Among the entries, which lines carry the string "name"? Copy each of them.

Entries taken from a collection
▼

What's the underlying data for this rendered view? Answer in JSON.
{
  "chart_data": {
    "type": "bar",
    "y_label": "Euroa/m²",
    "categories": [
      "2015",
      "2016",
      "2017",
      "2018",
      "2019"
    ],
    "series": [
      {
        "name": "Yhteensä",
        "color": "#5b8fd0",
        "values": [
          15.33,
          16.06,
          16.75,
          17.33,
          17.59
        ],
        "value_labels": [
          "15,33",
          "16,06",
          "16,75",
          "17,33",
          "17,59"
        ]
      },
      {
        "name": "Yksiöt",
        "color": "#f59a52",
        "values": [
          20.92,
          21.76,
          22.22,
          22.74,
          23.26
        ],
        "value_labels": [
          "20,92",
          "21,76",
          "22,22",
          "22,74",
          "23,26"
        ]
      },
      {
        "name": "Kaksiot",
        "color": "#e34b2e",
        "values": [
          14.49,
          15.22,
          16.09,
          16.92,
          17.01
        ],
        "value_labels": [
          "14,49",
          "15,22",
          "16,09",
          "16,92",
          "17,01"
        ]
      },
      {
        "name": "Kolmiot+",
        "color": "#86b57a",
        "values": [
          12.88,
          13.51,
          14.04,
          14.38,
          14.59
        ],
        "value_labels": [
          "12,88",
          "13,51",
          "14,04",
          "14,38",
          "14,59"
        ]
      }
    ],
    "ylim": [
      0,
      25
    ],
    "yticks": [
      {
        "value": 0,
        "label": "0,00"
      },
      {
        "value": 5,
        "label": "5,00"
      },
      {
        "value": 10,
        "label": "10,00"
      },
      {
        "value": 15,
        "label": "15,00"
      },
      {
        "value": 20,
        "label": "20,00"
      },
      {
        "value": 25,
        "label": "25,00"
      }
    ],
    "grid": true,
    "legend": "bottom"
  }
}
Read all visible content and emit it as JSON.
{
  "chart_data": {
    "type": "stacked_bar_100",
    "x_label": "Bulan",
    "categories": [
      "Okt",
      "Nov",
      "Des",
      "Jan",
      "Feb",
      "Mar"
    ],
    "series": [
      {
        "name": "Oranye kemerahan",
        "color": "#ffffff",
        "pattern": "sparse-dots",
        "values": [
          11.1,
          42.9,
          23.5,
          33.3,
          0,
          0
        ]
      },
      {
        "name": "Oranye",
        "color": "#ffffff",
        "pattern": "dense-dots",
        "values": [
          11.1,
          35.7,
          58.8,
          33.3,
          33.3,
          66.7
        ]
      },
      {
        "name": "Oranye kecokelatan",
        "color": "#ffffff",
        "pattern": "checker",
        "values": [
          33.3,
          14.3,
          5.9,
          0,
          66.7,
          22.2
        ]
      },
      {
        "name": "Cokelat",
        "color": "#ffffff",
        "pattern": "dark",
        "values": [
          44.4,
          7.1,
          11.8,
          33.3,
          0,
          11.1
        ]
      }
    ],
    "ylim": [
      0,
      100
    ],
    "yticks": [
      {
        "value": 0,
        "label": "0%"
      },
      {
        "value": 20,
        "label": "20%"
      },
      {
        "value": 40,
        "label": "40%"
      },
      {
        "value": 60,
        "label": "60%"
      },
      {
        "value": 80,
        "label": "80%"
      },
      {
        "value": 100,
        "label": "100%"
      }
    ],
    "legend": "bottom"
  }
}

▲

# [TASK SOLUTION]
        "name": "Yhteensä",
        "name": "Yksiöt",
        "name": "Kaksiot",
        "name": "Kolmiot+",
        "name": "Oranye kemerahan",
        "name": "Oranye",
        "name": "Oranye kecokelatan",
        "name": "Cokelat",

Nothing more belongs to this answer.